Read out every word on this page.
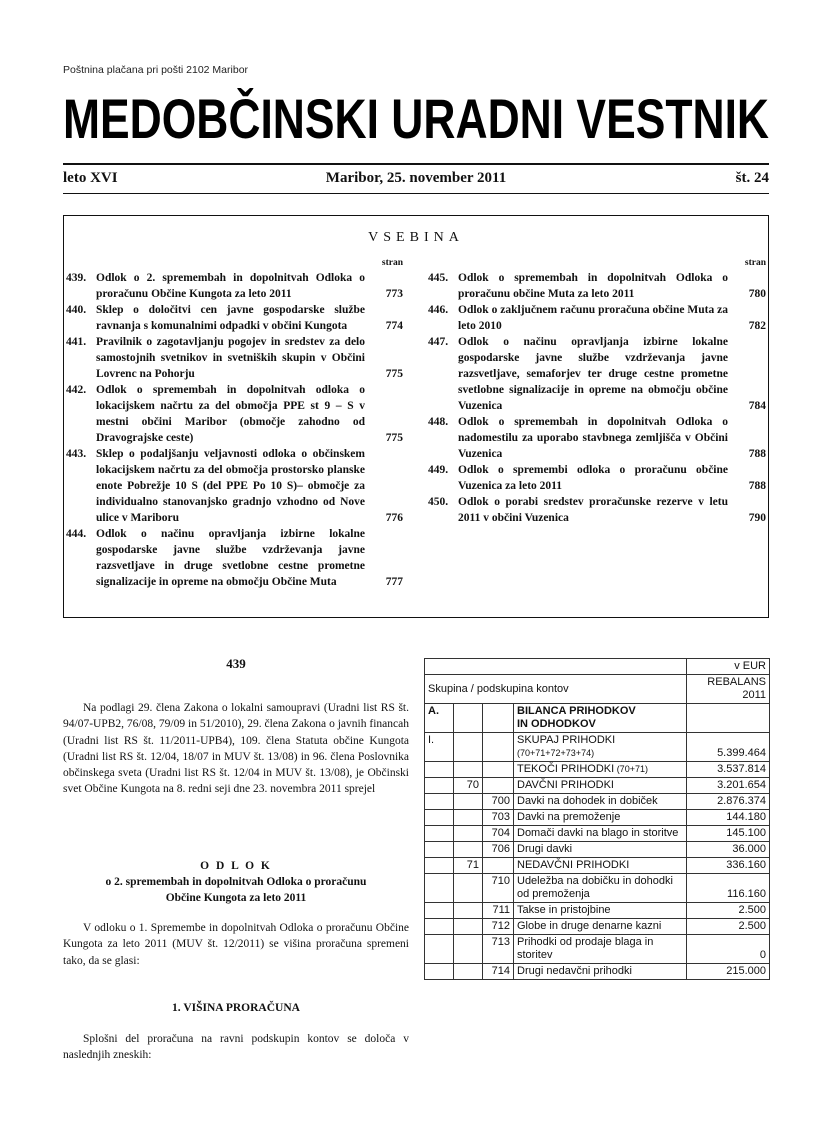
Poštnina plačana pri pošti 2102 Maribor
MEDOBČINSKI URADNI VESTNIK
leto XVI	Maribor, 25. november 2011	št. 24
VSEBINA
stran
439. Odlok o 2. spremembah in dopolnitvah Odloka o proračunu Občine Kungota za leto 2011	773
440. Sklep o določitvi cen javne gospodarske službe ravnanja s komunalnimi odpadki v občini Kungota	774
441. Pravilnik o zagotavljanju pogojev in sredstev za delo samostojnih svetnikov in svetniških skupin v Občini Lovrenc na Pohorju	775
442. Odlok o spremembah in dopolnitvah odloka o lokacijskem načrtu za del območja PPE st 9 – S v mestni občini Maribor (območje zahodno od Dravograjske ceste)	775
443. Sklep o podaljšanju veljavnosti odloka o občinskem lokacijskem načrtu za del območja prostorsko planske enote Pobrežje 10 S (del PPE Po 10 S)– območje za individualno stanovanjsko gradnjo vzhodno od Nove ulice v Mariboru	776
444. Odlok o načinu opravljanja izbirne lokalne gospodarske javne službe vzdrževanja javne razsvetljave in druge svetlobne cestne prometne signalizacije in opreme na območju Občine Muta	777
stran
445. Odlok o spremembah in dopolnitvah Odloka o proračunu občine Muta za leto 2011	780
446. Odlok o zaključnem računu proračuna občine Muta za leto 2010	782
447. Odlok o načinu opravljanja izbirne lokalne gospodarske javne službe vzdrževanja javne razsvetljave, semaforjev ter druge cestne prometne svetlobne signalizacije in opreme na območju občine Vuzenica	784
448. Odlok o spremembah in dopolnitvah Odloka o nadomestilu za uporabo stavbnega zemljišča v Občini Vuzenica	788
449. Odlok o spremembi odloka o proračunu občine Vuzenica za leto 2011	788
450. Odlok o porabi sredstev proračunske rezerve v letu 2011 v občini Vuzenica	790
439
Na podlagi 29. člena Zakona o lokalni samoupravi (Uradni list RS št. 94/07-UPB2, 76/08, 79/09 in 51/2010), 29. člena Zakona o javnih financah (Uradni list RS št. 11/2011-UPB4), 109. člena Statuta občine Kungota (Uradni list RS št. 12/04, 18/07 in MUV št. 13/08) in 96. člena Poslovnika občinskega sveta (Uradni list RS št. 12/04 in MUV št. 13/08), je Občinski svet Občine Kungota na 8. redni seji dne 23. novembra 2011 sprejel
O D L O K
o 2. spremembah in dopolnitvah Odloka o proračunu
Občine Kungota za leto 2011
V odloku o 1. Spremembe in dopolnitvah Odloka o proračunu Občine Kungota za leto 2011 (MUV št. 12/2011) se višina proračuna spremeni tako, da se glasi:
1. VIŠINA PRORAČUNA
Splošni del proračuna na ravni podskupin kontov se določa v naslednjih zneskih:
				v EUR
Skupina / podskupina kontov				REBALANS
2011

A.			BILANCA PRIHODKOV
IN ODHODKOV	
I.			SKUPAJ PRIHODKI (70+71+72+73+74)	5.399.464
			TEKOČI PRIHODKI (70+71)	3.537.814
	70		DAVČNI PRIHODKI	3.201.654
		700	Davki na dohodek in dobiček	2.876.374
		703	Davki na premoženje	144.180
		704	Domači davki na blago in storitve	145.100
		706	Drugi davki	36.000
	71		NEDAVČNI PRIHODKI	336.160
		710	Udeležba na dobičku in dohodki od premoženja	116.160
		711	Takse in pristojbine	2.500
		712	Globe in druge denarne kazni	2.500
		713	Prihodki od prodaje blaga in storitev	0
		714	Drugi nedavčni prihodki	215.000
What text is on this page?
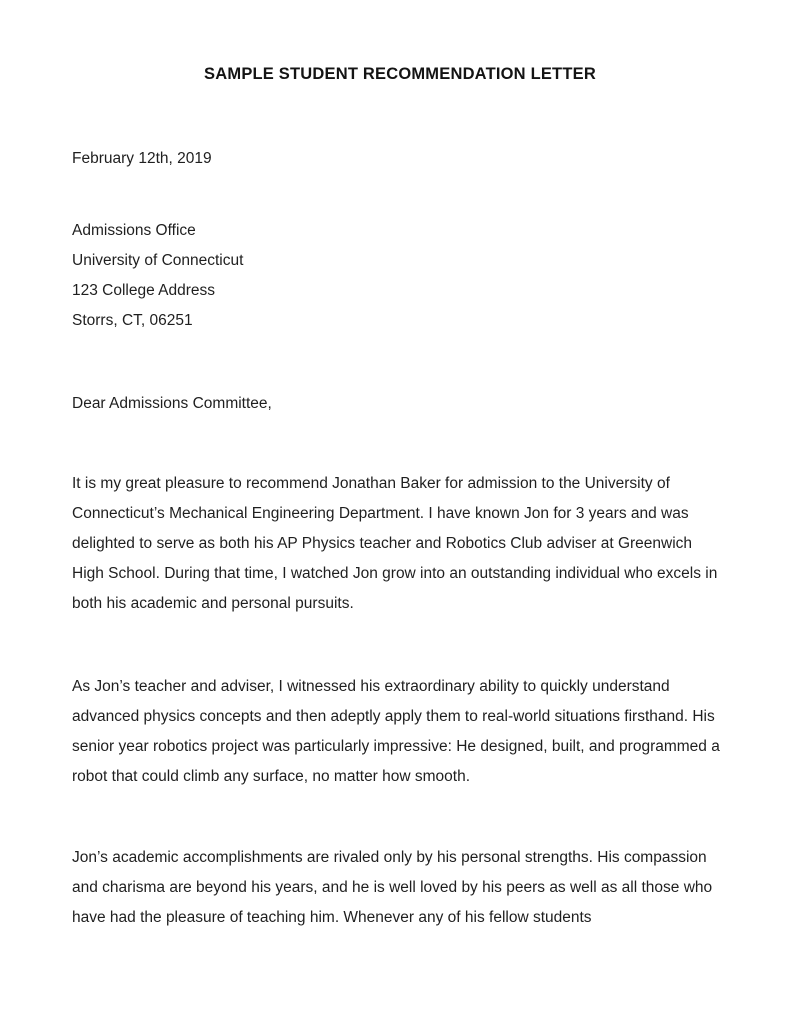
SAMPLE STUDENT RECOMMENDATION LETTER
February 12th, 2019
Admissions Office
University of Connecticut
123 College Address
Storrs, CT, 06251
Dear Admissions Committee,

It is my great pleasure to recommend Jonathan Baker for admission to the University of Connecticut’s Mechanical Engineering Department. I have known Jon for 3 years and was delighted to serve as both his AP Physics teacher and Robotics Club adviser at Greenwich High School. During that time, I watched Jon grow into an outstanding individual who excels in both his academic and personal pursuits.

As Jon’s teacher and adviser, I witnessed his extraordinary ability to quickly understand advanced physics concepts and then adeptly apply them to real-world situations firsthand. His senior year robotics project was particularly impressive: He designed, built, and programmed a robot that could climb any surface, no matter how smooth.

Jon’s academic accomplishments are rivaled only by his personal strengths. His compassion and charisma are beyond his years, and he is well loved by his peers as well as all those who have had the pleasure of teaching him. Whenever any of his fellow students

● ● ● ● ● ● ●

*What is expected*. Write out the material above again, word for word, minus its pictures.

*Task output*.
Read out every word on this page.
Poštnina plačana pri pošti 2102 Maribor
MEDOBČINSKI URADNI VESTNIK
leto XVI	Maribor, 25. november 2011	št. 24
VSEBINA
stran
439. Odlok o 2. spremembah in dopolnitvah Odloka o proračunu Občine Kungota za leto 2011	773
440. Sklep o določitvi cen javne gospodarske službe ravnanja s komunalnimi odpadki v občini Kungota	774
441. Pravilnik o zagotavljanju pogojev in sredstev za delo samostojnih svetnikov in svetniških skupin v Občini Lovrenc na Pohorju	775
442. Odlok o spremembah in dopolnitvah odloka o lokacijskem načrtu za del območja PPE st 9 – S v mestni občini Maribor (območje zahodno od Dravograjske ceste)	775
443. Sklep o podaljšanju veljavnosti odloka o občinskem lokacijskem načrtu za del območja prostorsko planske enote Pobrežje 10 S (del PPE Po 10 S)– območje za individualno stanovanjsko gradnjo vzhodno od Nove ulice v Mariboru	776
444. Odlok o načinu opravljanja izbirne lokalne gospodarske javne službe vzdrževanja javne razsvetljave in druge svetlobne cestne prometne signalizacije in opreme na območju Občine Muta	777
stran
445. Odlok o spremembah in dopolnitvah Odloka o proračunu občine Muta za leto 2011	780
446. Odlok o zaključnem računu proračuna občine Muta za leto 2010	782
447. Odlok o načinu opravljanja izbirne lokalne gospodarske javne službe vzdrževanja javne razsvetljave, semaforjev ter druge cestne prometne svetlobne signalizacije in opreme na območju občine Vuzenica	784
448. Odlok o spremembah in dopolnitvah Odloka o nadomestilu za uporabo stavbnega zemljišča v Občini Vuzenica	788
449. Odlok o spremembi odloka o proračunu občine Vuzenica za leto 2011	788
450. Odlok o porabi sredstev proračunske rezerve v letu 2011 v občini Vuzenica	790
439
Na podlagi 29. člena Zakona o lokalni samoupravi (Uradni list RS št. 94/07-UPB2, 76/08, 79/09 in 51/2010), 29. člena Zakona o javnih financah (Uradni list RS št. 11/2011-UPB4), 109. člena Statuta občine Kungota (Uradni list RS št. 12/04, 18/07 in MUV št. 13/08) in 96. člena Poslovnika občinskega sveta (Uradni list RS št. 12/04 in MUV št. 13/08), je Občinski svet Občine Kungota na 8. redni seji dne 23. novembra 2011 sprejel
O D L O K
o 2. spremembah in dopolnitvah Odloka o proračunu
Občine Kungota za leto 2011
V odloku o 1. Spremembe in dopolnitvah Odloka o proračunu Občine Kungota za leto 2011 (MUV št. 12/2011) se višina proračuna spremeni tako, da se glasi:
1. VIŠINA PRORAČUNA
Splošni del proračuna na ravni podskupin kontov se določa v naslednjih zneskih:
				v EUR
Skupina / podskupina kontov				REBALANS
2011

A.			BILANCA PRIHODKOV
IN ODHODKOV	
I.			SKUPAJ PRIHODKI (70+71+72+73+74)	5.399.464
			TEKOČI PRIHODKI (70+71)	3.537.814
	70		DAVČNI PRIHODKI	3.201.654
		700	Davki na dohodek in dobiček	2.876.374
		703	Davki na premoženje	144.180
		704	Domači davki na blago in storitve	145.100
		706	Drugi davki	36.000
	71		NEDAVČNI PRIHODKI	336.160
		710	Udeležba na dobičku in dohodki od premoženja	116.160
		711	Takse in pristojbine	2.500
		712	Globe in druge denarne kazni	2.500
		713	Prihodki od prodaje blaga in storitev	0
		714	Drugi nedavčni prihodki	215.000
What text is on this page?
SAMPLE STUDENT RECOMMENDATION LETTER
February 12th, 2019
Admissions Office
University of Connecticut
123 College Address
Storrs, CT, 06251
Dear Admissions Committee,

It is my great pleasure to recommend Jonathan Baker for admission to the University of Connecticut’s Mechanical Engineering Department. I have known Jon for 3 years and was delighted to serve as both his AP Physics teacher and Robotics Club adviser at Greenwich High School. During that time, I watched Jon grow into an outstanding individual who excels in both his academic and personal pursuits.

As Jon’s teacher and adviser, I witnessed his extraordinary ability to quickly understand advanced physics concepts and then adeptly apply them to real-world situations firsthand. His senior year robotics project was particularly impressive: He designed, built, and programmed a robot that could climb any surface, no matter how smooth.

Jon’s academic accomplishments are rivaled only by his personal strengths. His compassion and charisma are beyond his years, and he is well loved by his peers as well as all those who have had the pleasure of teaching him. Whenever any of his fellow students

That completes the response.